** Start Recorded data **

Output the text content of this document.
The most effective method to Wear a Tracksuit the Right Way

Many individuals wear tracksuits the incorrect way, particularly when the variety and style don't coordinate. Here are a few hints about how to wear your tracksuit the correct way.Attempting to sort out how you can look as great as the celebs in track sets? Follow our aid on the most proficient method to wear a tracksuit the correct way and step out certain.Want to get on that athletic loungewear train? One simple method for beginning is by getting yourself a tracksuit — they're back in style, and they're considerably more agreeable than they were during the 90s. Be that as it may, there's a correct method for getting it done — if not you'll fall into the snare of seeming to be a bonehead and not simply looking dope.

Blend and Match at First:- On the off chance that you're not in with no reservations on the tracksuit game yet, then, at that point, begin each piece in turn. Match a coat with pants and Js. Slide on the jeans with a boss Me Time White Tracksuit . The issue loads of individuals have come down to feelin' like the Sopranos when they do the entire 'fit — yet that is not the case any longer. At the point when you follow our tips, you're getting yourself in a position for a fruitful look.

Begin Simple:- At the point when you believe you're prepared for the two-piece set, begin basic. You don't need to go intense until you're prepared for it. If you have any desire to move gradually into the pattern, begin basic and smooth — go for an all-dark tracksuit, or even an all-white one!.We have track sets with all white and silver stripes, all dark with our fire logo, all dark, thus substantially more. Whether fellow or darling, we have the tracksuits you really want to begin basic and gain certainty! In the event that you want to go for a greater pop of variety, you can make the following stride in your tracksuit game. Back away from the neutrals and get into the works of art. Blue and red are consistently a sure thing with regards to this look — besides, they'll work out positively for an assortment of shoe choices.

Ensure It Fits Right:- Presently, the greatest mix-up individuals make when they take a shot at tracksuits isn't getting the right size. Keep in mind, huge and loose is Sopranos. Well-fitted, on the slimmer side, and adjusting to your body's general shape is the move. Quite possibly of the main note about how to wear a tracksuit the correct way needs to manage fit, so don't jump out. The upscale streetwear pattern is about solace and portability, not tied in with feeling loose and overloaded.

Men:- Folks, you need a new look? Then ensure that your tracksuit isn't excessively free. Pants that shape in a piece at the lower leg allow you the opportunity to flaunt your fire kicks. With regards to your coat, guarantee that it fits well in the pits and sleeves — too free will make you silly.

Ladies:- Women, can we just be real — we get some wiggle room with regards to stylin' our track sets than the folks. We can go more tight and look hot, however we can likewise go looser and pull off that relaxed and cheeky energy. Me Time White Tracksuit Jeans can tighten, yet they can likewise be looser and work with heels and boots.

** End Recorded data **

# Task statement
Recopy the entries above exactly, with every line included.

# Exercise output
Output the text content of this document.
The most effective method to Wear a Tracksuit the Right Way

Many individuals wear tracksuits the incorrect way, particularly when the variety and style don't coordinate. Here are a few hints about how to wear your tracksuit the correct way.Attempting to sort out how you can look as great as the celebs in track sets? Follow our aid on the most proficient method to wear a tracksuit the correct way and step out certain.Want to get on that athletic loungewear train? One simple method for beginning is by getting yourself a tracksuit — they're back in style, and they're considerably more agreeable than they were during the 90s. Be that as it may, there's a correct method for getting it done — if not you'll fall into the snare of seeming to be a bonehead and not simply looking dope.

Blend and Match at First:- On the off chance that you're not in with no reservations on the tracksuit game yet, then, at that point, begin each piece in turn. Match a coat with pants and Js. Slide on the jeans with a boss Me Time White Tracksuit . The issue loads of individuals have come down to feelin' like the Sopranos when they do the entire 'fit — yet that is not the case any longer. At the point when you follow our tips, you're getting yourself in a position for a fruitful look.

Begin Simple:- At the point when you believe you're prepared for the two-piece set, begin basic. You don't need to go intense until you're prepared for it. If you have any desire to move gradually into the pattern, begin basic and smooth — go for an all-dark tracksuit, or even an all-white one!.We have track sets with all white and silver stripes, all dark with our fire logo, all dark, thus substantially more. Whether fellow or darling, we have the tracksuits you really want to begin basic and gain certainty! In the event that you want to go for a greater pop of variety, you can make the following stride in your tracksuit game. Back away from the neutrals and get into the works of art. Blue and red are consistently a sure thing with regards to this look — besides, they'll work out positively for an assortment of shoe choices.

Ensure It Fits Right:- Presently, the greatest mix-up individuals make when they take a shot at tracksuits isn't getting the right size. Keep in mind, huge and loose is Sopranos. Well-fitted, on the slimmer side, and adjusting to your body's general shape is the move. Quite possibly of the main note about how to wear a tracksuit the correct way needs to manage fit, so don't jump out. The upscale streetwear pattern is about solace and portability, not tied in with feeling loose and overloaded.

Men:- Folks, you need a new look? Then ensure that your tracksuit isn't excessively free. Pants that shape in a piece at the lower leg allow you the opportunity to flaunt your fire kicks. With regards to your coat, guarantee that it fits well in the pits and sleeves — too free will make you silly.

Ladies:- Women, can we just be real — we get some wiggle room with regards to stylin' our track sets than the folks. We can go more tight and look hot, however we can likewise go looser and pull off that relaxed and cheeky energy. Me Time White Tracksuit Jeans can tighten, yet they can likewise be looser and work with heels and boots.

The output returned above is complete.